* THE EXERCISE *
Rewrite the data below with "x-tick-label" swapped for "country-label" and everything else unchanged, leaving out the pictures.

* RECORD LIST *

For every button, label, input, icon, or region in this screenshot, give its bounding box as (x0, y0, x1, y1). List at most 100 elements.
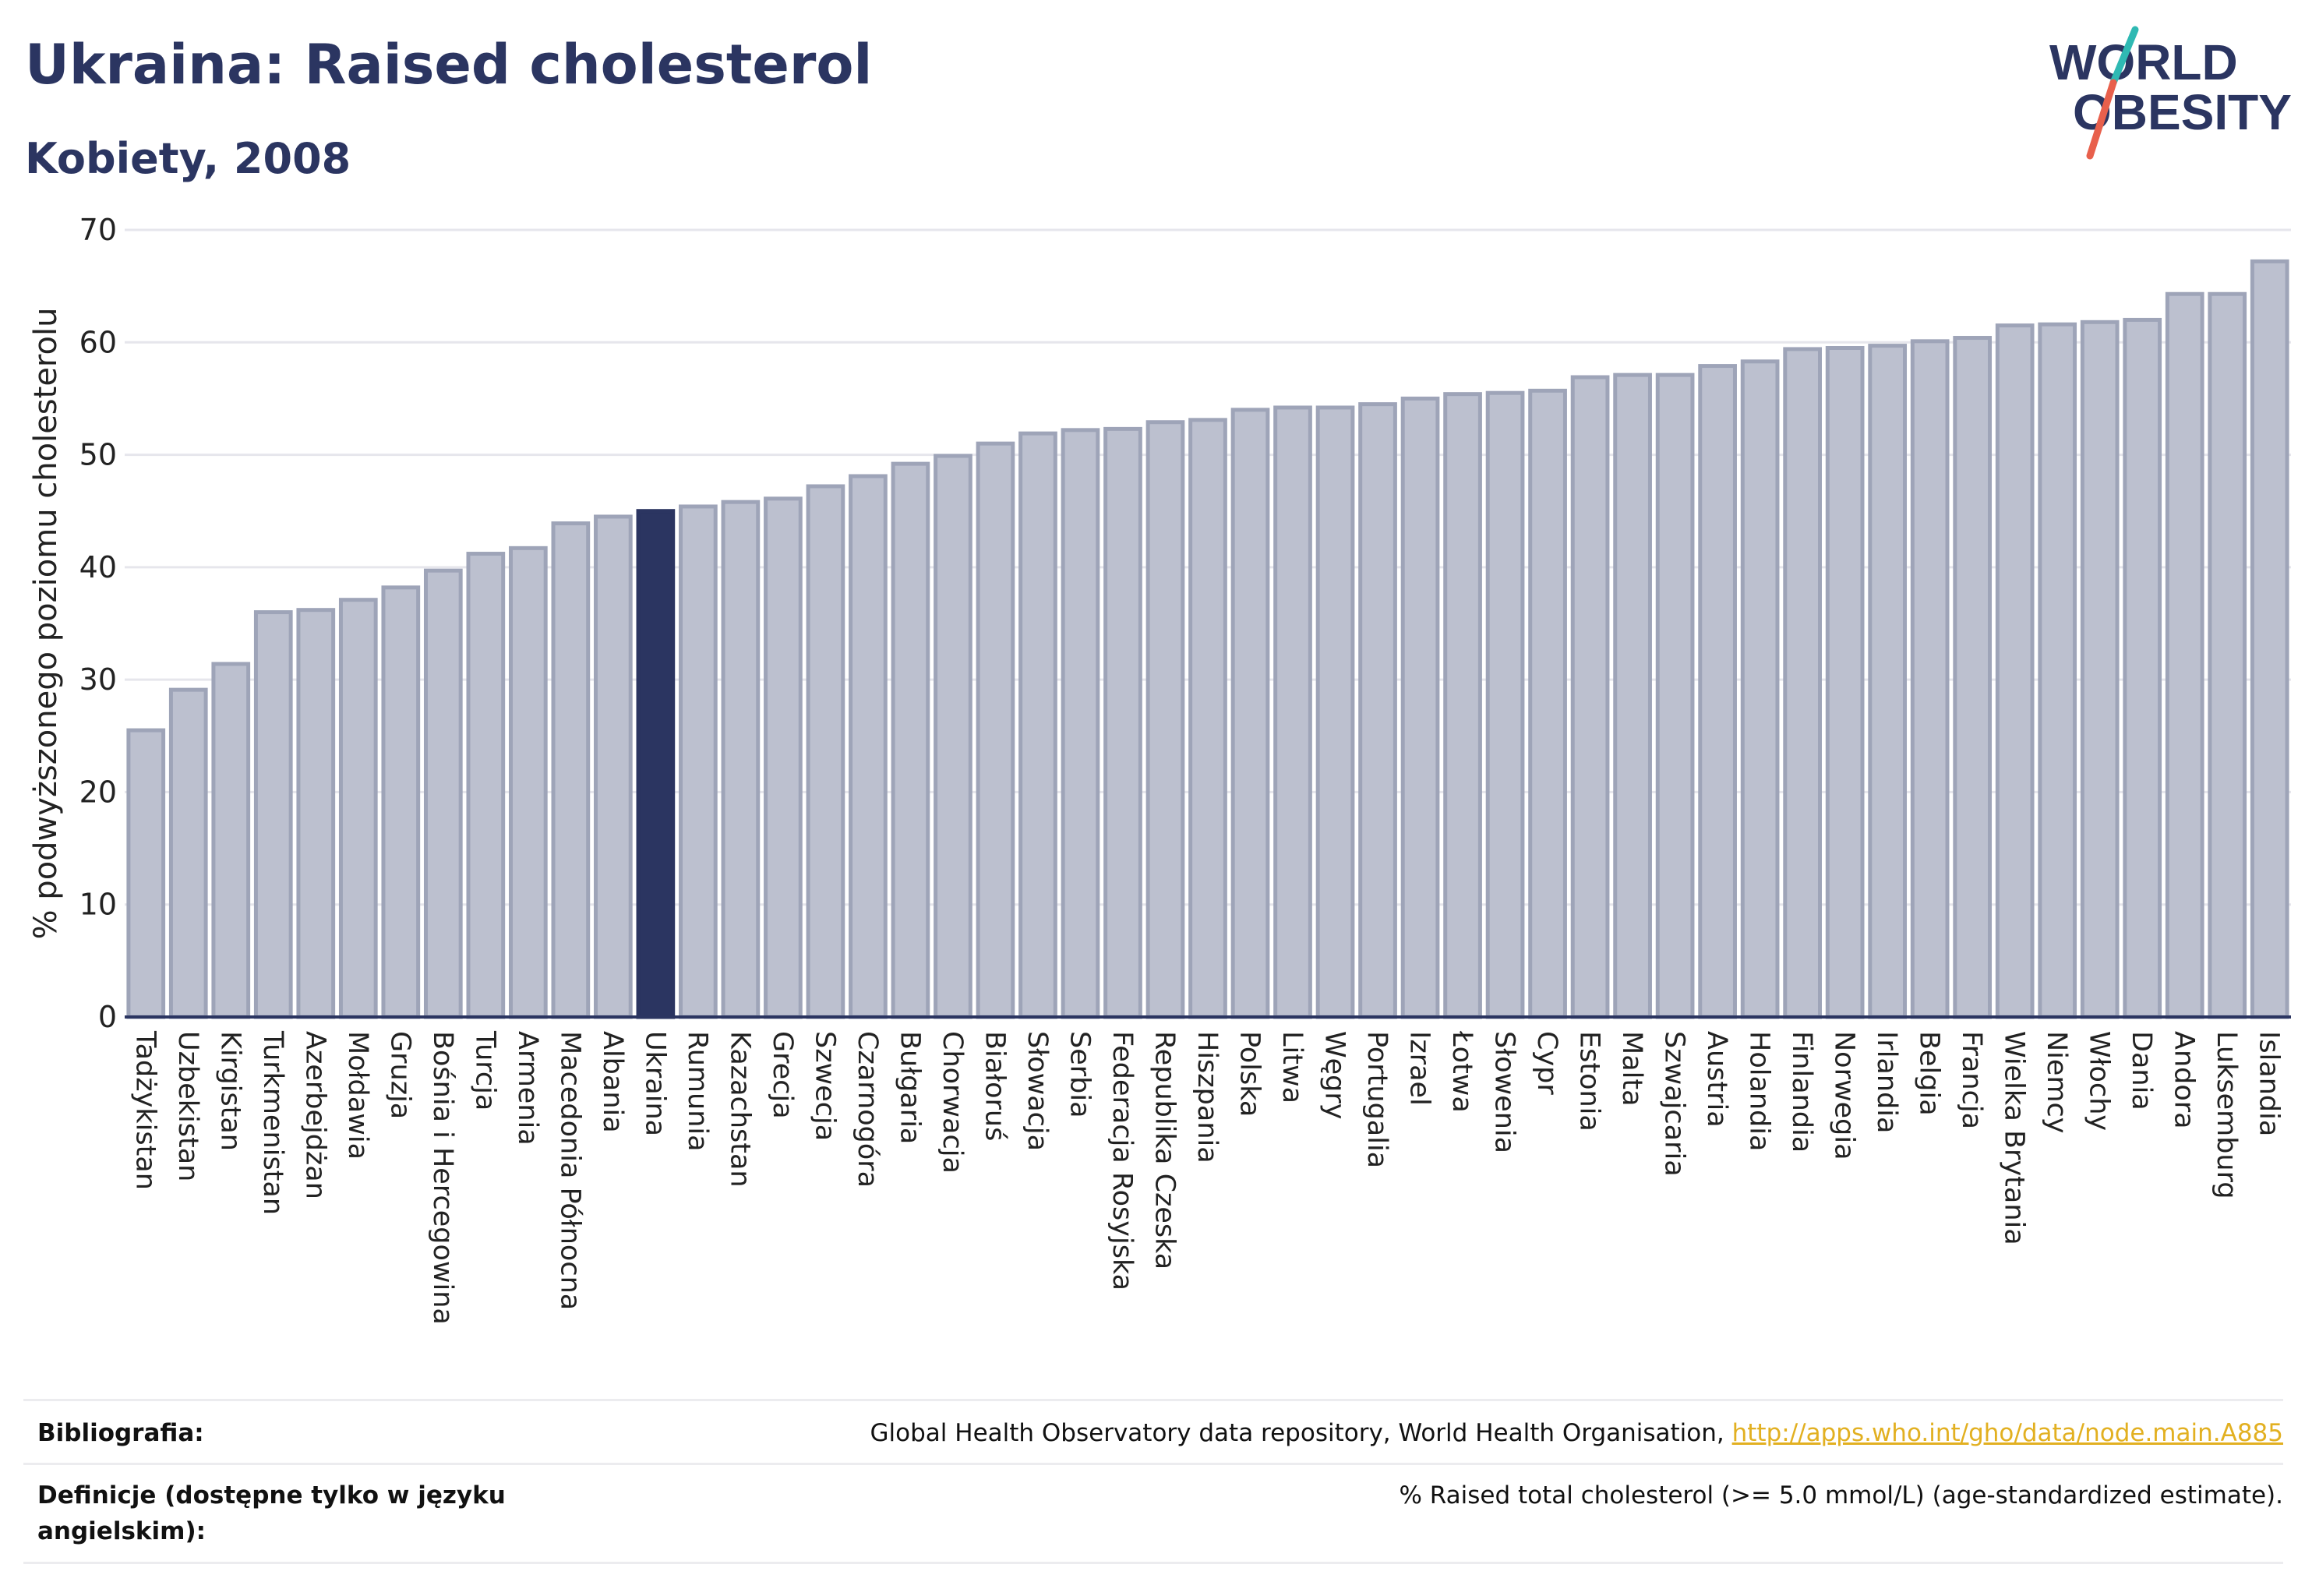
x-tick-label: Federacja Rosyjska (1107, 1031, 1138, 1291)
footer-bibliography-row: Bibliografia: Global Health Observatory … (23, 1399, 2283, 1465)
logo-slash-teal (2109, 26, 2139, 87)
x-tick-label: Holandia (1744, 1031, 1775, 1151)
x-tick-label: Irlandia (1871, 1031, 1902, 1133)
y-tick-label: 0 (98, 1000, 117, 1034)
bar-44 (1995, 323, 2035, 1019)
bar-18 (891, 461, 930, 1019)
bar-27 (1273, 405, 1312, 1019)
bar-50 (2250, 259, 2289, 1019)
x-tick-label: Kazachstan (724, 1031, 755, 1188)
x-tick-label: Albania (597, 1031, 628, 1133)
bar-41 (1868, 344, 1908, 1019)
bar-30 (1400, 396, 1440, 1019)
x-tick-label: Niemcy (2041, 1031, 2072, 1134)
bar-36 (1655, 373, 1695, 1019)
bar-45 (2038, 322, 2077, 1019)
x-tick-label: Rumunia (682, 1031, 713, 1152)
bar-8 (466, 552, 506, 1019)
bar-37 (1698, 364, 1737, 1019)
x-tick-label: Malta (1616, 1031, 1647, 1107)
y-tick-label: 10 (79, 888, 117, 922)
y-tick-label: 50 (79, 438, 117, 472)
bar-1 (168, 687, 208, 1019)
x-tick-label: Andora (2169, 1031, 2200, 1129)
bar-35 (1613, 373, 1652, 1019)
bar-20 (976, 441, 1015, 1019)
footer-definitions-row: Definicje (dostępne tylko w języku angiel… (23, 1463, 2283, 1564)
bar-6 (381, 585, 421, 1019)
bar-chart: 0 10 20 30 40 50 60 70 % podwyższonego poziomu c… (28, 213, 2291, 1325)
bar-48 (2165, 291, 2204, 1019)
bar-33 (1528, 388, 1567, 1019)
bar-13 (679, 504, 718, 1019)
bar-17 (849, 474, 888, 1019)
x-tick-label: Słowacja (1022, 1031, 1053, 1151)
y-tick-label: 70 (79, 213, 117, 247)
x-tick-label: Szwecja (809, 1031, 840, 1141)
x-tick-label: Ukraina (639, 1031, 670, 1136)
x-tick-label: Grecja (767, 1031, 798, 1119)
bar-40 (1825, 346, 1865, 1019)
bar-26 (1230, 408, 1270, 1019)
x-tick-label: Armenia (512, 1031, 543, 1146)
x-tick-label: Słowenia (1489, 1031, 1520, 1153)
bar-15 (764, 496, 803, 1019)
x-tick-label: Tadżykistan (129, 1030, 161, 1190)
x-tick-label: Estonia (1574, 1031, 1605, 1132)
bibliography-text: Global Health Observatory data repositor… (870, 1419, 1732, 1447)
x-tick-label: Hiszpania (1191, 1031, 1223, 1163)
bar-31 (1443, 392, 1482, 1019)
bar-34 (1570, 375, 1610, 1019)
bar-22 (1061, 428, 1100, 1019)
x-tick-label: Islandia (2254, 1031, 2285, 1136)
x-tick-label: Łotwa (1446, 1030, 1477, 1113)
bar-28 (1315, 405, 1355, 1019)
bar-38 (1740, 359, 1780, 1019)
x-tick-label: Szwajcaria (1659, 1031, 1690, 1177)
x-tick-label: Luksemburg (2211, 1031, 2242, 1199)
definitions-label: Definicje (dostępne tylko w języku angiel… (37, 1478, 506, 1549)
y-axis-title: % podwyższonego poziomu cholesterolu (28, 308, 64, 940)
bar-23 (1103, 426, 1142, 1019)
bibliography-value: Global Health Observatory data repositor… (870, 1415, 2283, 1451)
bar-42 (1910, 339, 1950, 1019)
logo-slash-coral (2086, 79, 2117, 160)
x-tick-label: Włochy (2084, 1031, 2115, 1131)
bar-21 (1018, 431, 1057, 1019)
definitions-label-line2: angielskim): (37, 1517, 206, 1545)
bar-5 (338, 598, 378, 1019)
x-tick-label: Wielka Brytania (1999, 1031, 2030, 1245)
bar-14 (721, 500, 761, 1019)
bar-32 (1485, 390, 1525, 1019)
bibliography-link[interactable]: http://apps.who.int/gho/data/node.main.A… (1731, 1419, 2283, 1447)
x-tick-label: Belgia (1914, 1031, 1945, 1116)
bar-49 (2208, 291, 2247, 1019)
bar-10 (551, 521, 591, 1019)
x-tick-label: Czarnogóra (852, 1031, 883, 1188)
x-tick-label: Mołdawia (342, 1031, 373, 1160)
x-tick-label: Macedonia Północna (554, 1031, 585, 1310)
x-tick-label: Polska (1234, 1031, 1265, 1117)
y-tick-label: 30 (79, 662, 117, 697)
x-tick-label: Białoruś (979, 1031, 1010, 1141)
y-tick-label: 40 (79, 550, 117, 584)
bar-47 (2123, 317, 2162, 1019)
chart-title: Ukraina: Raised cholesterol (25, 33, 873, 97)
definitions-text: % Raised total cholesterol (>= 5.0 mmol/… (1399, 1481, 2283, 1509)
bar-3 (253, 610, 293, 1019)
x-tick-label: Turkmenistan (257, 1030, 288, 1215)
bar-25 (1188, 418, 1227, 1019)
x-tick-label: Republika Czeska (1149, 1031, 1180, 1269)
x-tick-label: Węgry (1319, 1031, 1350, 1119)
bar-24 (1145, 420, 1185, 1019)
bar-11 (594, 514, 633, 1019)
definitions-label-line1: Definicje (dostępne tylko w języku (37, 1481, 506, 1509)
y-tick-label: 60 (79, 325, 117, 359)
logo-line1: WORLD (2049, 34, 2238, 90)
x-tick-label: Norwegia (1829, 1031, 1860, 1160)
bar-12 (636, 509, 676, 1019)
bar-46 (2080, 320, 2120, 1019)
bar-9 (508, 546, 548, 1019)
bar-7 (423, 568, 463, 1019)
x-tick-label: Kirgistan (214, 1031, 245, 1151)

* ANSWER TO THIS EXERCISE *
For every button, label, input, icon, or region in this screenshot, give its bounding box as (x0, y0, x1, y1). List at most 100 elements.
country-label: Federacja Rosyjska (1107, 1031, 1138, 1291)
footer-bibliography-row: Bibliografia: Global Health Observatory … (23, 1399, 2283, 1465)
logo-slash-teal (2109, 26, 2139, 87)
country-label: Holandia (1744, 1031, 1775, 1151)
country-label: Irlandia (1871, 1031, 1902, 1133)
y-tick-label: 0 (98, 1000, 117, 1034)
bar-44 (1995, 323, 2035, 1019)
bar-18 (891, 461, 930, 1019)
bar-27 (1273, 405, 1312, 1019)
bar-50 (2250, 259, 2289, 1019)
country-label: Kazachstan (724, 1031, 755, 1188)
country-label: Albania (597, 1031, 628, 1133)
bar-41 (1868, 344, 1908, 1019)
bar-30 (1400, 396, 1440, 1019)
country-label: Niemcy (2041, 1031, 2072, 1134)
bar-36 (1655, 373, 1695, 1019)
bar-45 (2038, 322, 2077, 1019)
country-label: Rumunia (682, 1031, 713, 1152)
bar-8 (466, 552, 506, 1019)
bar-37 (1698, 364, 1737, 1019)
country-label: Malta (1616, 1031, 1647, 1107)
y-tick-label: 10 (79, 888, 117, 922)
y-tick-label: 50 (79, 438, 117, 472)
bar-1 (168, 687, 208, 1019)
country-label: Andora (2169, 1031, 2200, 1129)
bar-35 (1613, 373, 1652, 1019)
bar-20 (976, 441, 1015, 1019)
footer-definitions-row: Definicje (dostępne tylko w języku angiel… (23, 1463, 2283, 1564)
bar-6 (381, 585, 421, 1019)
bar-chart: 0 10 20 30 40 50 60 70 % podwyższonego poziomu c… (28, 213, 2291, 1325)
bar-48 (2165, 291, 2204, 1019)
bar-33 (1528, 388, 1567, 1019)
bar-13 (679, 504, 718, 1019)
bar-17 (849, 474, 888, 1019)
country-label: Słowacja (1022, 1031, 1053, 1151)
y-tick-label: 70 (79, 213, 117, 247)
country-label: Szwecja (809, 1031, 840, 1141)
country-label: Ukraina (639, 1031, 670, 1136)
country-label: Grecja (767, 1031, 798, 1119)
bar-40 (1825, 346, 1865, 1019)
bar-26 (1230, 408, 1270, 1019)
country-label: Armenia (512, 1031, 543, 1146)
country-label: Słowenia (1489, 1031, 1520, 1153)
bar-15 (764, 496, 803, 1019)
country-label: Tadżykistan (129, 1030, 161, 1190)
country-label: Estonia (1574, 1031, 1605, 1132)
bibliography-text: Global Health Observatory data repositor… (870, 1419, 1732, 1447)
country-label: Hiszpania (1191, 1031, 1223, 1163)
bar-31 (1443, 392, 1482, 1019)
bar-34 (1570, 375, 1610, 1019)
bar-22 (1061, 428, 1100, 1019)
country-label: Islandia (2254, 1031, 2285, 1136)
country-label: Łotwa (1446, 1030, 1477, 1113)
bar-28 (1315, 405, 1355, 1019)
bar-38 (1740, 359, 1780, 1019)
country-label: Szwajcaria (1659, 1031, 1690, 1177)
country-label: Luksemburg (2211, 1031, 2242, 1199)
definitions-label: Definicje (dostępne tylko w języku angiel… (37, 1478, 506, 1549)
y-axis-title: % podwyższonego poziomu cholesterolu (28, 308, 64, 940)
bar-23 (1103, 426, 1142, 1019)
bibliography-value: Global Health Observatory data repositor… (870, 1415, 2283, 1451)
bar-42 (1910, 339, 1950, 1019)
logo-slash-coral (2086, 79, 2117, 160)
country-label: Włochy (2084, 1031, 2115, 1131)
bar-21 (1018, 431, 1057, 1019)
definitions-label-line2: angielskim): (37, 1517, 206, 1545)
bar-5 (338, 598, 378, 1019)
country-label: Wielka Brytania (1999, 1031, 2030, 1245)
bar-14 (721, 500, 761, 1019)
bar-32 (1485, 390, 1525, 1019)
bibliography-link[interactable]: http://apps.who.int/gho/data/node.main.A… (1731, 1419, 2283, 1447)
country-label: Belgia (1914, 1031, 1945, 1116)
bar-49 (2208, 291, 2247, 1019)
bar-10 (551, 521, 591, 1019)
country-label: Czarnogóra (852, 1031, 883, 1188)
country-label: Mołdawia (342, 1031, 373, 1160)
country-label: Macedonia Północna (554, 1031, 585, 1310)
country-label: Polska (1234, 1031, 1265, 1117)
y-tick-label: 30 (79, 662, 117, 697)
country-label: Białoruś (979, 1031, 1010, 1141)
y-tick-label: 40 (79, 550, 117, 584)
bar-47 (2123, 317, 2162, 1019)
chart-title: Ukraina: Raised cholesterol (25, 33, 873, 97)
definitions-text: % Raised total cholesterol (>= 5.0 mmol/… (1399, 1481, 2283, 1509)
bar-3 (253, 610, 293, 1019)
country-label: Turkmenistan (257, 1030, 288, 1215)
bar-25 (1188, 418, 1227, 1019)
country-label: Republika Czeska (1149, 1031, 1180, 1269)
country-label: Węgry (1319, 1031, 1350, 1119)
bar-24 (1145, 420, 1185, 1019)
bar-11 (594, 514, 633, 1019)
definitions-label-line1: Definicje (dostępne tylko w języku (37, 1481, 506, 1509)
y-tick-label: 60 (79, 325, 117, 359)
logo-line1: WORLD (2049, 34, 2238, 90)
country-label: Norwegia (1829, 1031, 1860, 1160)
bar-12 (636, 509, 676, 1019)
bar-46 (2080, 320, 2120, 1019)
bar-9 (508, 546, 548, 1019)
bar-7 (423, 568, 463, 1019)
country-label: Kirgistan (214, 1031, 245, 1151)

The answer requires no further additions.